▶ _Task brief_: The entries below are to be repeated exactly as they stand.
☆ ☆ ☆ ☆ ☆ ☆ ☆
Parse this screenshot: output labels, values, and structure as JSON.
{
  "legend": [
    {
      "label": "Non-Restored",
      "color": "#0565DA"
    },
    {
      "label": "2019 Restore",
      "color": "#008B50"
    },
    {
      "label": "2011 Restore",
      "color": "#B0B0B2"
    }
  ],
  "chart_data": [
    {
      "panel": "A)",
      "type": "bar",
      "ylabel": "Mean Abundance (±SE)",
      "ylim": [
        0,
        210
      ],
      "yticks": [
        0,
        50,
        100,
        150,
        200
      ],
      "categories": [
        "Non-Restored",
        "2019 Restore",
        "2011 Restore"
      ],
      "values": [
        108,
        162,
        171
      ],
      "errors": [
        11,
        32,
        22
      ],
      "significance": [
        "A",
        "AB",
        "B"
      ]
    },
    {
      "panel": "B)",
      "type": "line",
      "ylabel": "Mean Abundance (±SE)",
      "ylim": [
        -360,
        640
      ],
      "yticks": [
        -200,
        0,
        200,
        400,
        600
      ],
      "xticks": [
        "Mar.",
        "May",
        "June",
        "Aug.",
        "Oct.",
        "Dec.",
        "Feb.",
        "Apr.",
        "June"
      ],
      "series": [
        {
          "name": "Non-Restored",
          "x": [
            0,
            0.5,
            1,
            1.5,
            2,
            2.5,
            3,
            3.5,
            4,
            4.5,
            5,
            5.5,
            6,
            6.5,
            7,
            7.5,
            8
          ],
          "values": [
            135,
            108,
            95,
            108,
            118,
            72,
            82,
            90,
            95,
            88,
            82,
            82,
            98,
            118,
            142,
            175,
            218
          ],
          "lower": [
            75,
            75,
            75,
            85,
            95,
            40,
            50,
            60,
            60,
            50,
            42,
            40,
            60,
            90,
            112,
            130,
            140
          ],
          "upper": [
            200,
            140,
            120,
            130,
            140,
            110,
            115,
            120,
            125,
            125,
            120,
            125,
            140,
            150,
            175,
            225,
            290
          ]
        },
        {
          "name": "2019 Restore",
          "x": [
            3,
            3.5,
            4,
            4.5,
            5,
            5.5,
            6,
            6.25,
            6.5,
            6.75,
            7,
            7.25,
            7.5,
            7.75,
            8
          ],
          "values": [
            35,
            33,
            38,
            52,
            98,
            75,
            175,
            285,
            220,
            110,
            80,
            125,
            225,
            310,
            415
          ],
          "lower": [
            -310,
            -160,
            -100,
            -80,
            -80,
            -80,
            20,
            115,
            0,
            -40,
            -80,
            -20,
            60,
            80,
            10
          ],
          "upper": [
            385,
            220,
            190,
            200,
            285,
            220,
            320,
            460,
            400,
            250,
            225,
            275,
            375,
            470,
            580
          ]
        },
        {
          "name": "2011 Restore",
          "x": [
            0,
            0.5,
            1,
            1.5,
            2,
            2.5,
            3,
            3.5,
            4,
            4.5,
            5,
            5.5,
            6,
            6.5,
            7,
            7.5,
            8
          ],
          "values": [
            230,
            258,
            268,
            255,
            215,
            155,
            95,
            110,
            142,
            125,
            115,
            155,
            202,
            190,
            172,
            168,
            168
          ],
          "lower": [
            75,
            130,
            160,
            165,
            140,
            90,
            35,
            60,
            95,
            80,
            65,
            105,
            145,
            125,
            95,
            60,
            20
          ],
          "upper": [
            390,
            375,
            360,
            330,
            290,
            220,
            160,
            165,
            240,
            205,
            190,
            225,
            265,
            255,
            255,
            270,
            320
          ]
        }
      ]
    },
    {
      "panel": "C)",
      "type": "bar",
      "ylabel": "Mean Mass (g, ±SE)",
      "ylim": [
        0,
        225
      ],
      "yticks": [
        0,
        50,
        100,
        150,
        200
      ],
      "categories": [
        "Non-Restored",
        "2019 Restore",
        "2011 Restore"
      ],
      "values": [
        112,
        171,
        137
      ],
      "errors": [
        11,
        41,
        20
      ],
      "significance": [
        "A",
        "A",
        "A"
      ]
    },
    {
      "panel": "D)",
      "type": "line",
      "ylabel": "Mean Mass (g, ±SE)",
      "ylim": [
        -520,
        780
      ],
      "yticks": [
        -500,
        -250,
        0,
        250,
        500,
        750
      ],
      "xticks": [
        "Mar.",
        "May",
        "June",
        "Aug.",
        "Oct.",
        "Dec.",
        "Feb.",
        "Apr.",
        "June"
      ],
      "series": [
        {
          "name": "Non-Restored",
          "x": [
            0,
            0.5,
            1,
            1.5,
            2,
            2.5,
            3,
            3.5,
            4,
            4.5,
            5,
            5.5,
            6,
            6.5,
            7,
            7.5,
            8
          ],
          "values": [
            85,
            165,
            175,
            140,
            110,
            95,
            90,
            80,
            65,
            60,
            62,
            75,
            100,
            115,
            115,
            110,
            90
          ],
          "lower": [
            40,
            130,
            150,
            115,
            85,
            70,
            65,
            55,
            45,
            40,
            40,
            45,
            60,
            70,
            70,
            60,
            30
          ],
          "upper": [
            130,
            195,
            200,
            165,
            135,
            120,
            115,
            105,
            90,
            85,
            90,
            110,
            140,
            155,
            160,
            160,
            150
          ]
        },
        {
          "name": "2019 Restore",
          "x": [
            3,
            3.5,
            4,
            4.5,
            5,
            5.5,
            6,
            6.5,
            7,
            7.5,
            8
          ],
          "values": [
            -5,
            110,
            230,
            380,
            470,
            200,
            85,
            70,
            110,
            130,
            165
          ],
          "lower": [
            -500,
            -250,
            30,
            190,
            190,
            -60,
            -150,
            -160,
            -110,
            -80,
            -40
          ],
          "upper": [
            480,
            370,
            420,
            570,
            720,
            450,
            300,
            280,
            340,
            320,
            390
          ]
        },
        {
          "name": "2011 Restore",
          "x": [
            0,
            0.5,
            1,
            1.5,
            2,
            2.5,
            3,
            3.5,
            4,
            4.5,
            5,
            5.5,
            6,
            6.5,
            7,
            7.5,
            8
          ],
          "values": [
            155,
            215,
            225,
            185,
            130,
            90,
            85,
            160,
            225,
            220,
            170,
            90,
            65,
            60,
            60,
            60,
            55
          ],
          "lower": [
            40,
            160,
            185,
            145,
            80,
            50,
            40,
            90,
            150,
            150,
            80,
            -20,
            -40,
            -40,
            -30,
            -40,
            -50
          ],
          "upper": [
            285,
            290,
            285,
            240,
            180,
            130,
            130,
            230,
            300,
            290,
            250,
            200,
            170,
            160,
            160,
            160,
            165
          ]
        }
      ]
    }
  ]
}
☆ ☆ ☆ ☆ ☆ ☆ ☆
▶ _Reply to the task_:
Parse this screenshot: output labels, values, and structure as JSON.
{
  "legend": [
    {
      "label": "Non-Restored",
      "color": "#0565DA"
    },
    {
      "label": "2019 Restore",
      "color": "#008B50"
    },
    {
      "label": "2011 Restore",
      "color": "#B0B0B2"
    }
  ],
  "chart_data": [
    {
      "panel": "A)",
      "type": "bar",
      "ylabel": "Mean Abundance (±SE)",
      "ylim": [
        0,
        210
      ],
      "yticks": [
        0,
        50,
        100,
        150,
        200
      ],
      "categories": [
        "Non-Restored",
        "2019 Restore",
        "2011 Restore"
      ],
      "values": [
        108,
        162,
        171
      ],
      "errors": [
        11,
        32,
        22
      ],
      "significance": [
        "A",
        "AB",
        "B"
      ]
    },
    {
      "panel": "B)",
      "type": "line",
      "ylabel": "Mean Abundance (±SE)",
      "ylim": [
        -360,
        640
      ],
      "yticks": [
        -200,
        0,
        200,
        400,
        600
      ],
      "xticks": [
        "Mar.",
        "May",
        "June",
        "Aug.",
        "Oct.",
        "Dec.",
        "Feb.",
        "Apr.",
        "June"
      ],
      "series": [
        {
          "name": "Non-Restored",
          "x": [
            0,
            0.5,
            1,
            1.5,
            2,
            2.5,
            3,
            3.5,
            4,
            4.5,
            5,
            5.5,
            6,
            6.5,
            7,
            7.5,
            8
          ],
          "values": [
            135,
            108,
            95,
            108,
            118,
            72,
            82,
            90,
            95,
            88,
            82,
            82,
            98,
            118,
            142,
            175,
            218
          ],
          "lower": [
            75,
            75,
            75,
            85,
            95,
            40,
            50,
            60,
            60,
            50,
            42,
            40,
            60,
            90,
            112,
            130,
            140
          ],
          "upper": [
            200,
            140,
            120,
            130,
            140,
            110,
            115,
            120,
            125,
            125,
            120,
            125,
            140,
            150,
            175,
            225,
            290
          ]
        },
        {
          "name": "2019 Restore",
          "x": [
            3,
            3.5,
            4,
            4.5,
            5,
            5.5,
            6,
            6.25,
            6.5,
            6.75,
            7,
            7.25,
            7.5,
            7.75,
            8
          ],
          "values": [
            35,
            33,
            38,
            52,
            98,
            75,
            175,
            285,
            220,
            110,
            80,
            125,
            225,
            310,
            415
          ],
          "lower": [
            -310,
            -160,
            -100,
            -80,
            -80,
            -80,
            20,
            115,
            0,
            -40,
            -80,
            -20,
            60,
            80,
            10
          ],
          "upper": [
            385,
            220,
            190,
            200,
            285,
            220,
            320,
            460,
            400,
            250,
            225,
            275,
            375,
            470,
            580
          ]
        },
        {
          "name": "2011 Restore",
          "x": [
            0,
            0.5,
            1,
            1.5,
            2,
            2.5,
            3,
            3.5,
            4,
            4.5,
            5,
            5.5,
            6,
            6.5,
            7,
            7.5,
            8
          ],
          "values": [
            230,
            258,
            268,
            255,
            215,
            155,
            95,
            110,
            142,
            125,
            115,
            155,
            202,
            190,
            172,
            168,
            168
          ],
          "lower": [
            75,
            130,
            160,
            165,
            140,
            90,
            35,
            60,
            95,
            80,
            65,
            105,
            145,
            125,
            95,
            60,
            20
          ],
          "upper": [
            390,
            375,
            360,
            330,
            290,
            220,
            160,
            165,
            240,
            205,
            190,
            225,
            265,
            255,
            255,
            270,
            320
          ]
        }
      ]
    },
    {
      "panel": "C)",
      "type": "bar",
      "ylabel": "Mean Mass (g, ±SE)",
      "ylim": [
        0,
        225
      ],
      "yticks": [
        0,
        50,
        100,
        150,
        200
      ],
      "categories": [
        "Non-Restored",
        "2019 Restore",
        "2011 Restore"
      ],
      "values": [
        112,
        171,
        137
      ],
      "errors": [
        11,
        41,
        20
      ],
      "significance": [
        "A",
        "A",
        "A"
      ]
    },
    {
      "panel": "D)",
      "type": "line",
      "ylabel": "Mean Mass (g, ±SE)",
      "ylim": [
        -520,
        780
      ],
      "yticks": [
        -500,
        -250,
        0,
        250,
        500,
        750
      ],
      "xticks": [
        "Mar.",
        "May",
        "June",
        "Aug.",
        "Oct.",
        "Dec.",
        "Feb.",
        "Apr.",
        "June"
      ],
      "series": [
        {
          "name": "Non-Restored",
          "x": [
            0,
            0.5,
            1,
            1.5,
            2,
            2.5,
            3,
            3.5,
            4,
            4.5,
            5,
            5.5,
            6,
            6.5,
            7,
            7.5,
            8
          ],
          "values": [
            85,
            165,
            175,
            140,
            110,
            95,
            90,
            80,
            65,
            60,
            62,
            75,
            100,
            115,
            115,
            110,
            90
          ],
          "lower": [
            40,
            130,
            150,
            115,
            85,
            70,
            65,
            55,
            45,
            40,
            40,
            45,
            60,
            70,
            70,
            60,
            30
          ],
          "upper": [
            130,
            195,
            200,
            165,
            135,
            120,
            115,
            105,
            90,
            85,
            90,
            110,
            140,
            155,
            160,
            160,
            150
          ]
        },
        {
          "name": "2019 Restore",
          "x": [
            3,
            3.5,
            4,
            4.5,
            5,
            5.5,
            6,
            6.5,
            7,
            7.5,
            8
          ],
          "values": [
            -5,
            110,
            230,
            380,
            470,
            200,
            85,
            70,
            110,
            130,
            165
          ],
          "lower": [
            -500,
            -250,
            30,
            190,
            190,
            -60,
            -150,
            -160,
            -110,
            -80,
            -40
          ],
          "upper": [
            480,
            370,
            420,
            570,
            720,
            450,
            300,
            280,
            340,
            320,
            390
          ]
        },
        {
          "name": "2011 Restore",
          "x": [
            0,
            0.5,
            1,
            1.5,
            2,
            2.5,
            3,
            3.5,
            4,
            4.5,
            5,
            5.5,
            6,
            6.5,
            7,
            7.5,
            8
          ],
          "values": [
            155,
            215,
            225,
            185,
            130,
            90,
            85,
            160,
            225,
            220,
            170,
            90,
            65,
            60,
            60,
            60,
            55
          ],
          "lower": [
            40,
            160,
            185,
            145,
            80,
            50,
            40,
            90,
            150,
            150,
            80,
            -20,
            -40,
            -40,
            -30,
            -40,
            -50
          ],
          "upper": [
            285,
            290,
            285,
            240,
            180,
            130,
            130,
            230,
            300,
            290,
            250,
            200,
            170,
            160,
            160,
            160,
            165
          ]
        }
      ]
    }
  ]
}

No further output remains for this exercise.